_WRITTEN INSTRUCTION_. Show every line that has the string "historical" in it.
START DATASET EXCERPTS
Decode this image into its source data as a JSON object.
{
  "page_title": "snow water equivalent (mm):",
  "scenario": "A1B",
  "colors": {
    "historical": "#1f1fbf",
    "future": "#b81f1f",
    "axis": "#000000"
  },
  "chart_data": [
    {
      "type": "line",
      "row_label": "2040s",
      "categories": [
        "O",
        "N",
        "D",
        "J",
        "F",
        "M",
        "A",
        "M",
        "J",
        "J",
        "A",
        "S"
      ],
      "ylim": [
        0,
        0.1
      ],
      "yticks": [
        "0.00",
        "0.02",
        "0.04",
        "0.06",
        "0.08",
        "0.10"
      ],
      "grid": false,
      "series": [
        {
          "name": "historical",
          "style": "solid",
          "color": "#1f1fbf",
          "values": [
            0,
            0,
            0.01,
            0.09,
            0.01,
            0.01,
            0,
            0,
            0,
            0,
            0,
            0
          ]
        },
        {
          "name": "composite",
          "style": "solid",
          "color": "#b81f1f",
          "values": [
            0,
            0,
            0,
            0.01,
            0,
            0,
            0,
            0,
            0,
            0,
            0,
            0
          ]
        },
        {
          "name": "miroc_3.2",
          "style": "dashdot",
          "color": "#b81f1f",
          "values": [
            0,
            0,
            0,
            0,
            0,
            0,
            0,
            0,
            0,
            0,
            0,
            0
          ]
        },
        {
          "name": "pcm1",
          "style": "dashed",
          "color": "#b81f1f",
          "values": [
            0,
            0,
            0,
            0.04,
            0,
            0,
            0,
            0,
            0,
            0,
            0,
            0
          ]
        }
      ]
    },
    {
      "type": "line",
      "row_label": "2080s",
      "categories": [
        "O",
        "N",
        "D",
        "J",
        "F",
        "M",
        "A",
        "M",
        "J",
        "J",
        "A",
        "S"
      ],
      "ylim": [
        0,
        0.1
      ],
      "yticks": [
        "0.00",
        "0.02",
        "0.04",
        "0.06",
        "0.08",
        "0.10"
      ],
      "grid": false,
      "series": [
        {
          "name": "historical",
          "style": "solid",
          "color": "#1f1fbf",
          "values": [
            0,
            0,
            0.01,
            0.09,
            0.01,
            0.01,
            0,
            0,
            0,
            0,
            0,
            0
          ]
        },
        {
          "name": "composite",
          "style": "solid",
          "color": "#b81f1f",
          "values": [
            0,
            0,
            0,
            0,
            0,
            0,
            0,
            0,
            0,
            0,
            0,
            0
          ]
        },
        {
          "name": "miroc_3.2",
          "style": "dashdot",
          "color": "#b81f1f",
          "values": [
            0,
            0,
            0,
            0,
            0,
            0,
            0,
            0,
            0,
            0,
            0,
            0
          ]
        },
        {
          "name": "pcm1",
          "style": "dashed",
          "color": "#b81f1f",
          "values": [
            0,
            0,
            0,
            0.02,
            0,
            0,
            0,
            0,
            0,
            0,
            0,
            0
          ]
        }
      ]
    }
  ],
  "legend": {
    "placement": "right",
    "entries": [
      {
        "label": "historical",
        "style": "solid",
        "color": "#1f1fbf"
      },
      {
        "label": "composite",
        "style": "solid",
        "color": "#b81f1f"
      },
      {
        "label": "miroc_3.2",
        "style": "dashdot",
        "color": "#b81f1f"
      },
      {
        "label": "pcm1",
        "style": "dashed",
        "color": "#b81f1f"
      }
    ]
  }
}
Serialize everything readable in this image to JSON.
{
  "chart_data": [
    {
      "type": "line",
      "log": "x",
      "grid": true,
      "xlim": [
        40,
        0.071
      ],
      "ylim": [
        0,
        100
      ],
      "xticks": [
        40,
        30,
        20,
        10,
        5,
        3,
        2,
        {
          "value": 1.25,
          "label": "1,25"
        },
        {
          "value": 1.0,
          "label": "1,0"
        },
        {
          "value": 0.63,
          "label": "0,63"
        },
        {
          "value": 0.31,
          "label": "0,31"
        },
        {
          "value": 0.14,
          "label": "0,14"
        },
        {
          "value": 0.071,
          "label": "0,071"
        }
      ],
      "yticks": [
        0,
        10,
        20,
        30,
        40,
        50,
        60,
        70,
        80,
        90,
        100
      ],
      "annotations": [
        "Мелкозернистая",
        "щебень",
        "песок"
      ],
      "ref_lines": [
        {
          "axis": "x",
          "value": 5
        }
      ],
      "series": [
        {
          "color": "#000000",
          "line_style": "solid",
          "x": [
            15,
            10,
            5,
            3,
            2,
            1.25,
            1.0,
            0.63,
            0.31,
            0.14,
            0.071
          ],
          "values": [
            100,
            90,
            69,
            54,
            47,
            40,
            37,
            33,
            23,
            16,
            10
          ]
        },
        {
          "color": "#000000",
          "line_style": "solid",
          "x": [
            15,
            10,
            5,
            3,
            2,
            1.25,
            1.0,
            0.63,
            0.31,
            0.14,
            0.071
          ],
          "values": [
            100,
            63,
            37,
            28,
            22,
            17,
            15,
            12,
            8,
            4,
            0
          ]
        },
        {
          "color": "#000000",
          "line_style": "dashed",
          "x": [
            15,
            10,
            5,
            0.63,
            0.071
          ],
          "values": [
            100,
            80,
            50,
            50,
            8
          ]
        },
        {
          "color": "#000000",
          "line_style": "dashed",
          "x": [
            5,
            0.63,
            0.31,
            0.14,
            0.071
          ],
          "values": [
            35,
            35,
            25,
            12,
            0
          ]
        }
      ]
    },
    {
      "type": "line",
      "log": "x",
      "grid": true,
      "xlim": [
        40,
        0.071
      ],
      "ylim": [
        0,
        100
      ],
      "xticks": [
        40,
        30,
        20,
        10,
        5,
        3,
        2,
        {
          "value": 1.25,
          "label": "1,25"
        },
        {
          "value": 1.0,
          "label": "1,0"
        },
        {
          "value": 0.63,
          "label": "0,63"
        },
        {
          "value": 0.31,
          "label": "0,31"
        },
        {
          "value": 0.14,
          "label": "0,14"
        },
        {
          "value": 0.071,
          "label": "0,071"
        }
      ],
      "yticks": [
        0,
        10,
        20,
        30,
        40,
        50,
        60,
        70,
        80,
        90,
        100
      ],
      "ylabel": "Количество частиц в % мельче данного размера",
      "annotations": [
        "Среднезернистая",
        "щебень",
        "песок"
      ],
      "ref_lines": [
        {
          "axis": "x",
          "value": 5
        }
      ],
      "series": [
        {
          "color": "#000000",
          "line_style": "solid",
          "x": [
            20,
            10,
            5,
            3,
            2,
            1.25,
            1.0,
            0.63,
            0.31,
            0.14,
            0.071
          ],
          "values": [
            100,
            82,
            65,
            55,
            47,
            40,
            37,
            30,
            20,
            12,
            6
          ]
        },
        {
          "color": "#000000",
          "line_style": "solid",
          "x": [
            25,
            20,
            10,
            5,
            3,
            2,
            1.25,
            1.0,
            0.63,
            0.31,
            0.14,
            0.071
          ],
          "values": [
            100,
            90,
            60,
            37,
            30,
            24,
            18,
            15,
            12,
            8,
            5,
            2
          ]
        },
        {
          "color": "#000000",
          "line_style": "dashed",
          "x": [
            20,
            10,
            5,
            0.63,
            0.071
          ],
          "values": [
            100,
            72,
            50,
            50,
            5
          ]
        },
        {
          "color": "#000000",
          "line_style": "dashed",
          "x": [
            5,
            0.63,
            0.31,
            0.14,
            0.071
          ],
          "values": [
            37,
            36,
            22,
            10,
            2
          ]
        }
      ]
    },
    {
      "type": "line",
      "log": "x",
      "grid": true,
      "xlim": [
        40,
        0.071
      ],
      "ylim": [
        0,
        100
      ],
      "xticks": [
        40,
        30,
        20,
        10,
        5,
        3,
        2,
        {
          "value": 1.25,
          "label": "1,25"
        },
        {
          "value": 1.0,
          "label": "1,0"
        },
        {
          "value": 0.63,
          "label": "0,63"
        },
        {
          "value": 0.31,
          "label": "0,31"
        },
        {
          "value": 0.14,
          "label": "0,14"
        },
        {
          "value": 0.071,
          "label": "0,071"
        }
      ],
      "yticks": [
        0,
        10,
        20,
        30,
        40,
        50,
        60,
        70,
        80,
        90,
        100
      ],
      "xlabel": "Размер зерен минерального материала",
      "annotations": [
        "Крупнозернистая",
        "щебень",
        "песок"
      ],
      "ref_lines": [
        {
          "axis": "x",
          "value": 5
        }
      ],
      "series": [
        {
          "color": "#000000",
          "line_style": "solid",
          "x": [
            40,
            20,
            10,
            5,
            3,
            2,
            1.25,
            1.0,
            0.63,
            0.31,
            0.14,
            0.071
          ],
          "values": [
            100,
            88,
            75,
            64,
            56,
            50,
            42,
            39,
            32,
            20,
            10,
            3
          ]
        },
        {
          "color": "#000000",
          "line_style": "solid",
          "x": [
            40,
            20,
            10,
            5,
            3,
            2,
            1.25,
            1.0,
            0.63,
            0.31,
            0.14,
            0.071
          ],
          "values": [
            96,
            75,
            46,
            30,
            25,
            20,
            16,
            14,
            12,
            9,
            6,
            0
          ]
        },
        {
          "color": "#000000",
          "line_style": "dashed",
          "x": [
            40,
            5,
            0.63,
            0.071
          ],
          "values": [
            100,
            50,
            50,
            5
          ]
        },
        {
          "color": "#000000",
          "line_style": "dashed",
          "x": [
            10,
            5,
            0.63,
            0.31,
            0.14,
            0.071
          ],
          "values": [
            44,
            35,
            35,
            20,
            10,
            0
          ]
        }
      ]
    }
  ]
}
END DATASET EXCERPTS
_ANSWER TO THE EXERCISE_.
    "historical": "#1f1fbf",
          "name": "historical",
          "name": "historical",
        "label": "historical",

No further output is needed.